── GIVEN RECORDS

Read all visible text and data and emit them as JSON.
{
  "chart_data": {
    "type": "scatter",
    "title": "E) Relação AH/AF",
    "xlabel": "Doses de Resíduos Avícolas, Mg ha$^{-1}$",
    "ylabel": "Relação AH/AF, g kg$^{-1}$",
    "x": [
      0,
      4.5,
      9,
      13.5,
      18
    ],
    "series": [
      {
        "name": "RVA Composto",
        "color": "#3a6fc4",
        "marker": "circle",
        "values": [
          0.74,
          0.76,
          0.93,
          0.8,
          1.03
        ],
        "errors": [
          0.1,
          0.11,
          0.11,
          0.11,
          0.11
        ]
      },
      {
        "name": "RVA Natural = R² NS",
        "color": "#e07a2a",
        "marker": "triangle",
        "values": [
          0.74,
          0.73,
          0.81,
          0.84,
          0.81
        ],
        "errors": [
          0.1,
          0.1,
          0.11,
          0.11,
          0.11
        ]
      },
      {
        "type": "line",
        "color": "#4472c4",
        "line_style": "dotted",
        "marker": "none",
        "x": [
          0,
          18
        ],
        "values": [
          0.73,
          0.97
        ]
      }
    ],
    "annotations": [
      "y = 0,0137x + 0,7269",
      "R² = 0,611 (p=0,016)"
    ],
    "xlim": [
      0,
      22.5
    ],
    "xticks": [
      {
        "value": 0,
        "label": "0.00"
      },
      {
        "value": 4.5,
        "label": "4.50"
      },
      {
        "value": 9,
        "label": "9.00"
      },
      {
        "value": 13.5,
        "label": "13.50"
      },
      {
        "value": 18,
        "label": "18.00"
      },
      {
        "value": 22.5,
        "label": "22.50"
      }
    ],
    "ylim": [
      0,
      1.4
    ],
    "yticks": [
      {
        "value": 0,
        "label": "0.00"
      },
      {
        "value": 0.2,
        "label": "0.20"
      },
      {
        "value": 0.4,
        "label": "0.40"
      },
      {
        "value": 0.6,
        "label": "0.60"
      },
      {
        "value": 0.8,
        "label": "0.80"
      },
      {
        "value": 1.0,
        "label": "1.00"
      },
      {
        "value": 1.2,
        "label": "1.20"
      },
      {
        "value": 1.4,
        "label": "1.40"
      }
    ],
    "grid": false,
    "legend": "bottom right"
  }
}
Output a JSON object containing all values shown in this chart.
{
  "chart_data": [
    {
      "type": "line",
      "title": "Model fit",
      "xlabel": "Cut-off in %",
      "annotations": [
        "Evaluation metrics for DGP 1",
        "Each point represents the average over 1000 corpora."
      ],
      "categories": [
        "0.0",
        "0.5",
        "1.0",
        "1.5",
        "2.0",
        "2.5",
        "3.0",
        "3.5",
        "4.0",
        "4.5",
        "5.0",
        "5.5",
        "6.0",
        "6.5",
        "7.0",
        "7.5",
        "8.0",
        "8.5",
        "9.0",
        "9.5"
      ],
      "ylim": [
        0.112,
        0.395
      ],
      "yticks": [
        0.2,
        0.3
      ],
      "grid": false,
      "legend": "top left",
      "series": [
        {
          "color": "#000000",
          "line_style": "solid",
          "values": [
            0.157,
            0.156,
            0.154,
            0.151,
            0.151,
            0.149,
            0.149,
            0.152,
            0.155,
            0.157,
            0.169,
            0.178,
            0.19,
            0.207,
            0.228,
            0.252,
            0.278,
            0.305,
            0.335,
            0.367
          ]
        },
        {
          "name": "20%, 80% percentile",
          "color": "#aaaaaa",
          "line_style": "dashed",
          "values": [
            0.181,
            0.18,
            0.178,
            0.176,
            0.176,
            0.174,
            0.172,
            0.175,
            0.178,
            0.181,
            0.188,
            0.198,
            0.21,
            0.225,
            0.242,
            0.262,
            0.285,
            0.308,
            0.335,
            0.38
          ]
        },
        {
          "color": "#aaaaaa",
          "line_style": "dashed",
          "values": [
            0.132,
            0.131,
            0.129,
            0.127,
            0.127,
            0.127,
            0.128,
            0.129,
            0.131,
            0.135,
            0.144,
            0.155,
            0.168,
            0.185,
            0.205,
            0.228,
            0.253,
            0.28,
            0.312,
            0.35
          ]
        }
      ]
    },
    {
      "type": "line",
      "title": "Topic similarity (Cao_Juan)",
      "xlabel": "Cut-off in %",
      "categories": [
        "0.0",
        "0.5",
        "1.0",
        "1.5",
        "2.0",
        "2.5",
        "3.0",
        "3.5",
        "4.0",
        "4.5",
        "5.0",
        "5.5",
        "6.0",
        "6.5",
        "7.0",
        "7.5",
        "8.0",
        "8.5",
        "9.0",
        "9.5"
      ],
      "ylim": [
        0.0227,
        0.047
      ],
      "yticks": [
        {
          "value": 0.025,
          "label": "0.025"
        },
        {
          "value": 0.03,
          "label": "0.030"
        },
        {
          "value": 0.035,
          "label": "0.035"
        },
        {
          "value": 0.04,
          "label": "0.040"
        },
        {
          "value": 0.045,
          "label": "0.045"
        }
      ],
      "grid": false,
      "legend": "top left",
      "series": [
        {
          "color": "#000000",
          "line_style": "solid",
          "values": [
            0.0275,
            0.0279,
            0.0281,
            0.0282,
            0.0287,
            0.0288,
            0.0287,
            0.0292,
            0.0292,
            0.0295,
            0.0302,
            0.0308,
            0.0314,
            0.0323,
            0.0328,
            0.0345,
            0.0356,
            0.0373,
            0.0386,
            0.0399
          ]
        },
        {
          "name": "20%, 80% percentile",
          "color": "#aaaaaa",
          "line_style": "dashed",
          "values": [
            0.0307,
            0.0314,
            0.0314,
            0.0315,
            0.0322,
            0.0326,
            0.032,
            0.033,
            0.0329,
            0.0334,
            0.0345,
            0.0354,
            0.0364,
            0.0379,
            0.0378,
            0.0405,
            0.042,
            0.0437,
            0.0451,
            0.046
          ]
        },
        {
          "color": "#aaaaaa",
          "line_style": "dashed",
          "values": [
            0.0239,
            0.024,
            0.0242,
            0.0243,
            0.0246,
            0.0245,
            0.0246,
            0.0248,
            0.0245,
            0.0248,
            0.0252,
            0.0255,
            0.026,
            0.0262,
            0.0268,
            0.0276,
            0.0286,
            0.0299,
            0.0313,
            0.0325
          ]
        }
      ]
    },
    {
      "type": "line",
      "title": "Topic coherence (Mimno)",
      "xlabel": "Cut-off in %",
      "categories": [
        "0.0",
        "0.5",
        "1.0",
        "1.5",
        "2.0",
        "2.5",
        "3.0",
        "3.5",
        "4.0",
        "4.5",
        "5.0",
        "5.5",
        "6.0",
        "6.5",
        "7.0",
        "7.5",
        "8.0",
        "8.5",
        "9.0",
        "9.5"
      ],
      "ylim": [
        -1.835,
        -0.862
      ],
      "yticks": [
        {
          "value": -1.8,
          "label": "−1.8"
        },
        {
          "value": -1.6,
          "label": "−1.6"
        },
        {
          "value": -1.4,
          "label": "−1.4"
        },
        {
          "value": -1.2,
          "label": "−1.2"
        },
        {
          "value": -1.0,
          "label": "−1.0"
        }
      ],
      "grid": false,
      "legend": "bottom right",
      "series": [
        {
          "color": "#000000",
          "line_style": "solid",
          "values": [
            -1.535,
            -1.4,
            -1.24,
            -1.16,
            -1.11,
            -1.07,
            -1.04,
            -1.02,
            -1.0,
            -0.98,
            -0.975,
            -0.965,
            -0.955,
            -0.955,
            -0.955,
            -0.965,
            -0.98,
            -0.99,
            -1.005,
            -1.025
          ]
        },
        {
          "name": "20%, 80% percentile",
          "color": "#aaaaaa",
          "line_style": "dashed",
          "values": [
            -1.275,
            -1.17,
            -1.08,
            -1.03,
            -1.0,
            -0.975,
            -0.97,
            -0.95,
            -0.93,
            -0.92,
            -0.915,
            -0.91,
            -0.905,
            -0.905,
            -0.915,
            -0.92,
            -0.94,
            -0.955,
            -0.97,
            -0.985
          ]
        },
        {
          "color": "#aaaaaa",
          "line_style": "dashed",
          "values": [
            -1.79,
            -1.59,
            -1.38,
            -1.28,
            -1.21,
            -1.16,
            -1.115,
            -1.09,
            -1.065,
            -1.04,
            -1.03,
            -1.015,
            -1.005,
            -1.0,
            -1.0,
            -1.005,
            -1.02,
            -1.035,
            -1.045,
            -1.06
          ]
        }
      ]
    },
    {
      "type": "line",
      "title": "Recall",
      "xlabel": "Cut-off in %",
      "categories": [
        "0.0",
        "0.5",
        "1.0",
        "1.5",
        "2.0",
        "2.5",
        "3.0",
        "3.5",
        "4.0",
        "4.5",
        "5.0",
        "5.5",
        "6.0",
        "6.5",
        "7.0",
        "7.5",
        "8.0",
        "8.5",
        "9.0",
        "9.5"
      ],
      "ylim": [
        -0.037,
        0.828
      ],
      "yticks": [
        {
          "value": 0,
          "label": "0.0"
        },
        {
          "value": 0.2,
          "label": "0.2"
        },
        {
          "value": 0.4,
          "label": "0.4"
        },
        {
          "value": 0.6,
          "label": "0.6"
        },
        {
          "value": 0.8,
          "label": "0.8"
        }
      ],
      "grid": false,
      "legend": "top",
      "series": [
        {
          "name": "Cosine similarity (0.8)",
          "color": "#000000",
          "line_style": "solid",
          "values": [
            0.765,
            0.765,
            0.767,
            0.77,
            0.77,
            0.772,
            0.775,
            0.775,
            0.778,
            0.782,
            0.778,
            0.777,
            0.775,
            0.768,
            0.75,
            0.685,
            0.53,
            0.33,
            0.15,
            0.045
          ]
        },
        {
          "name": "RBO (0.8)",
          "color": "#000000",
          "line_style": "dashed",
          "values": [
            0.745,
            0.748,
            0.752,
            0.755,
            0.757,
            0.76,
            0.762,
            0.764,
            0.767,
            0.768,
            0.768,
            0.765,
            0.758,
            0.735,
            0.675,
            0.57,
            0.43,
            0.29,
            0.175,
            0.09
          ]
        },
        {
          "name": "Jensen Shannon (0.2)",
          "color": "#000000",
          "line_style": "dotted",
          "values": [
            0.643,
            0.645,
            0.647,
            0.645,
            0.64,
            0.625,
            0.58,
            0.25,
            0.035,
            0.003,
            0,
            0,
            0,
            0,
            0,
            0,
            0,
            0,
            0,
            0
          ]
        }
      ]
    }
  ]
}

────

◆ **DIRECTIONS FOR THIS TASK**
Each line of the material that holds the string "Topic" counts once; give the total alone.

◆ **IN RESPONSE**
2